■ DIRECTIONS
Write out the data below in full, unchanged, minus the images.

━━━━━ GIVEN RECORDS ━━━━━

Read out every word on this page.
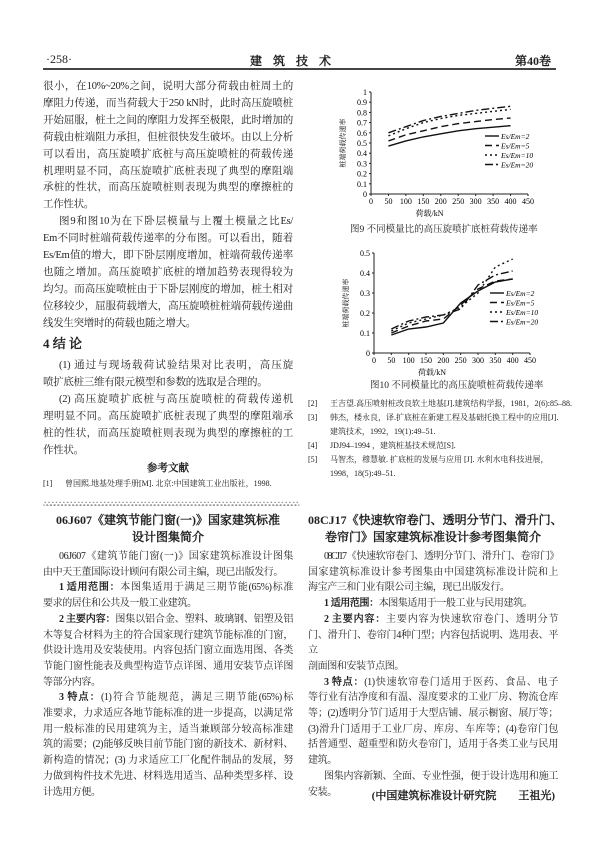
·258·	建 筑 技 术	第40卷
很小，在10%~20%之间，说明大部分荷载由桩周土的
摩阻力传递，而当荷载大于250 kN时，此时高压旋喷桩
开始屈服，桩土之间的摩阻力发挥至极限，此时增加的
荷载由桩端阻力承担，但桩很快发生破坏。由以上分析
可以看出，高压旋喷扩底桩与高压旋喷桩的荷载传递
机理明显不同，高压旋喷扩底桩表现了典型的摩阻端
承桩的性状，而高压旋喷桩则表现为典型的摩擦桩的
工作性状。
图9和图10为在下卧层模量与上覆土模量之比Es/
Em不同时桩端荷载传递率的分布图。可以看出，随着
Es/Em值的增大，即下卧层刚度增加，桩端荷载传递率
也随之增加。高压旋喷扩底桩的增加趋势表现得较为
均匀。而高压旋喷桩由于下卧层刚度的增加，桩土相对
位移较少，屈服荷载增大，高压旋喷桩桩端荷载传递曲
线发生突增时的荷载也随之增大。
4 结 论
(1) 通过与现场载荷试验结果对比表明，高压旋
喷扩底桩三维有限元模型和参数的选取是合理的。
(2) 高压旋喷扩底桩与高压旋喷桩的荷载传递机
理明显不同。高压旋喷扩底桩表现了典型的摩阻端承
桩的性状，而高压旋喷桩则表现为典型的摩擦桩的工
作性状。
参考文献
[1] 曾国熙.地基处理手册[M]. 北京:中国建筑工业出版社，1998.
[2] 王吉望.高压喷射桩改良软土地基[J].建筑结构学报，1981，2(6):85–88.
[3] 韩杰，楼永良，译.扩底桩在新建工程及基础托换工程中的应用[J].
建筑技术，1992，19(1):49–51.
[4] JDJ94–1994 ，建筑桩基技术规范[S].
[5] 马智杰，穆慧敏. 扩底桩的发展与应用 [J]. 水利水电科技进展，
1998，18(5):49–51.
0 50 100 150 200 250 300 350 400 450
0
0.1
0.2
0.3
0.4
0.5
0.6
0.7
0.8
0.9
1
荷载/kN
桩端荷载传递率	Es/Em=2
Es/Em=5
Es/Em=10
Es/Em=20
图9 不同模量比的高压旋喷扩底桩荷载传递率
0 50 100 150 200 250 300 350 400 450
0
0.1
0.2
0.3
0.4
0.5
荷载/kN
桩端荷载传递率	Es/Em=2
Es/Em=5
Es/Em=10
Es/Em=20
图10 不同模量比的高压旋喷桩荷载传递率
ஃஃஃஃஃஃஃஃஃஃஃஃஃஃஃஃஃஃஃஃஃஃஃஃஃஃஃஃஃஃஃஃஃஃஃஃஃஃஃஃஃஃஃஃஃஃஃஃஃஃஃஃஃஃஃஃஃஃஃஃஃஃஃஃஃஃஃஃஃ
06J607《建筑节能门窗(一)》国家建筑标准
设计图集简介
06J607《建筑节能门窗(一)》国家建筑标准设计图集
由中天王董国际设计顾问有限公司主编，现已出版发行。
1 适用范围：本图集适用于满足三期节能(65%)标准
要求的居住和公共及一般工业建筑。
2 主要内容：图集以铝合金、塑料、玻璃钢、铝塑及铝
木等复合材料为主的符合国家现行建筑节能标准的门窗，
供设计选用及安装使用。内容包括门窗立面选用图、各类
节能门窗性能表及典型构造节点详图、通用安装节点详图
等部分内容。
3 特点：(1)符合节能规范，满足三期节能(65%)标
准要求，力求适应各地节能标准的进一步提高，以满足常
用一般标准的民用建筑为主，适当兼顾部分较高标准建
筑的需要；(2)能够反映目前节能门窗的新技术、新材料、
新构造的情况；(3) 力求适应工厂化配件制品的发展，努
力做到构件技术先进、材料选用适当、品种类型多样、设
计选用方便。
08CJ17《快速软帘卷门、透明分节门、滑升门、
卷帘门》国家建筑标准设计参考图集简介
08CJ17《快速软帘卷门、透明分节门、滑升门、卷帘门》
国家建筑标准设计参考图集由中国建筑标准设计院和上
海宝产三和门业有限公司主编，现已出版发行。
1 适用范围：本图集适用于一般工业与民用建筑。
2 主要内容：主要内容为快速软帘卷门、透明分节
门、滑升门、卷帘门4种门型；内容包括说明、选用表、平立
剖面图和安装节点图。
3 特点：(1)快速软帘卷门适用于医药、食品、电子
等行业有洁净度和有温、湿度要求的工业厂房、物流仓库
等；(2)透明分节门适用于大型店铺、展示橱窗、展厅等；
(3)滑升门适用于工业厂房、库房、车库等；(4)卷帘门包
括普通型、超重型和防火卷帘门，适用于各类工业与民用
建筑。
图集内容新颖、全面、专业性强，便于设计选用和施工
安装。	(中国建筑标准设计研究院　　王祖光)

━━━━━

■ SOLUTION TO THE PROBLEM
Read out every word on this page.
·258·	建 筑 技 术	第40卷
很小，在10%~20%之间，说明大部分荷载由桩周土的
摩阻力传递，而当荷载大于250 kN时，此时高压旋喷桩
开始屈服，桩土之间的摩阻力发挥至极限，此时增加的
荷载由桩端阻力承担，但桩很快发生破坏。由以上分析
可以看出，高压旋喷扩底桩与高压旋喷桩的荷载传递
机理明显不同，高压旋喷扩底桩表现了典型的摩阻端
承桩的性状，而高压旋喷桩则表现为典型的摩擦桩的
工作性状。
图9和图10为在下卧层模量与上覆土模量之比Es/
Em不同时桩端荷载传递率的分布图。可以看出，随着
Es/Em值的增大，即下卧层刚度增加，桩端荷载传递率
也随之增加。高压旋喷扩底桩的增加趋势表现得较为
均匀。而高压旋喷桩由于下卧层刚度的增加，桩土相对
位移较少，屈服荷载增大，高压旋喷桩桩端荷载传递曲
线发生突增时的荷载也随之增大。
4 结 论
(1) 通过与现场载荷试验结果对比表明，高压旋
喷扩底桩三维有限元模型和参数的选取是合理的。
(2) 高压旋喷扩底桩与高压旋喷桩的荷载传递机
理明显不同。高压旋喷扩底桩表现了典型的摩阻端承
桩的性状，而高压旋喷桩则表现为典型的摩擦桩的工
作性状。
参考文献
[1] 曾国熙.地基处理手册[M]. 北京:中国建筑工业出版社，1998.
[2] 王吉望.高压喷射桩改良软土地基[J].建筑结构学报，1981，2(6):85–88.
[3] 韩杰，楼永良，译.扩底桩在新建工程及基础托换工程中的应用[J].
建筑技术，1992，19(1):49–51.
[4] JDJ94–1994 ，建筑桩基技术规范[S].
[5] 马智杰，穆慧敏. 扩底桩的发展与应用 [J]. 水利水电科技进展，
1998，18(5):49–51.
0 50 100 150 200 250 300 350 400 450
0
0.1
0.2
0.3
0.4
0.5
0.6
0.7
0.8
0.9
1
荷载/kN
桩端荷载传递率	Es/Em=2
Es/Em=5
Es/Em=10
Es/Em=20
图9 不同模量比的高压旋喷扩底桩荷载传递率
0 50 100 150 200 250 300 350 400 450
0
0.1
0.2
0.3
0.4
0.5
荷载/kN
桩端荷载传递率	Es/Em=2
Es/Em=5
Es/Em=10
Es/Em=20
图10 不同模量比的高压旋喷桩荷载传递率
ஃஃஃஃஃஃஃஃஃஃஃஃஃஃஃஃஃஃஃஃஃஃஃஃஃஃஃஃஃஃஃஃஃஃஃஃஃஃஃஃஃஃஃஃஃஃஃஃஃஃஃஃஃஃஃஃஃஃஃஃஃஃஃஃஃஃஃஃஃ
06J607《建筑节能门窗(一)》国家建筑标准
设计图集简介
06J607《建筑节能门窗(一)》国家建筑标准设计图集
由中天王董国际设计顾问有限公司主编，现已出版发行。
1 适用范围：本图集适用于满足三期节能(65%)标准
要求的居住和公共及一般工业建筑。
2 主要内容：图集以铝合金、塑料、玻璃钢、铝塑及铝
木等复合材料为主的符合国家现行建筑节能标准的门窗，
供设计选用及安装使用。内容包括门窗立面选用图、各类
节能门窗性能表及典型构造节点详图、通用安装节点详图
等部分内容。
3 特点：(1)符合节能规范，满足三期节能(65%)标
准要求，力求适应各地节能标准的进一步提高，以满足常
用一般标准的民用建筑为主，适当兼顾部分较高标准建
筑的需要；(2)能够反映目前节能门窗的新技术、新材料、
新构造的情况；(3) 力求适应工厂化配件制品的发展，努
力做到构件技术先进、材料选用适当、品种类型多样、设
计选用方便。
08CJ17《快速软帘卷门、透明分节门、滑升门、
卷帘门》国家建筑标准设计参考图集简介
08CJ17《快速软帘卷门、透明分节门、滑升门、卷帘门》
国家建筑标准设计参考图集由中国建筑标准设计院和上
海宝产三和门业有限公司主编，现已出版发行。
1 适用范围：本图集适用于一般工业与民用建筑。
2 主要内容：主要内容为快速软帘卷门、透明分节
门、滑升门、卷帘门4种门型；内容包括说明、选用表、平立
剖面图和安装节点图。
3 特点：(1)快速软帘卷门适用于医药、食品、电子
等行业有洁净度和有温、湿度要求的工业厂房、物流仓库
等；(2)透明分节门适用于大型店铺、展示橱窗、展厅等；
(3)滑升门适用于工业厂房、库房、车库等；(4)卷帘门包
括普通型、超重型和防火卷帘门，适用于各类工业与民用
建筑。
图集内容新颖、全面、专业性强，便于设计选用和施工
安装。	(中国建筑标准设计研究院　　王祖光)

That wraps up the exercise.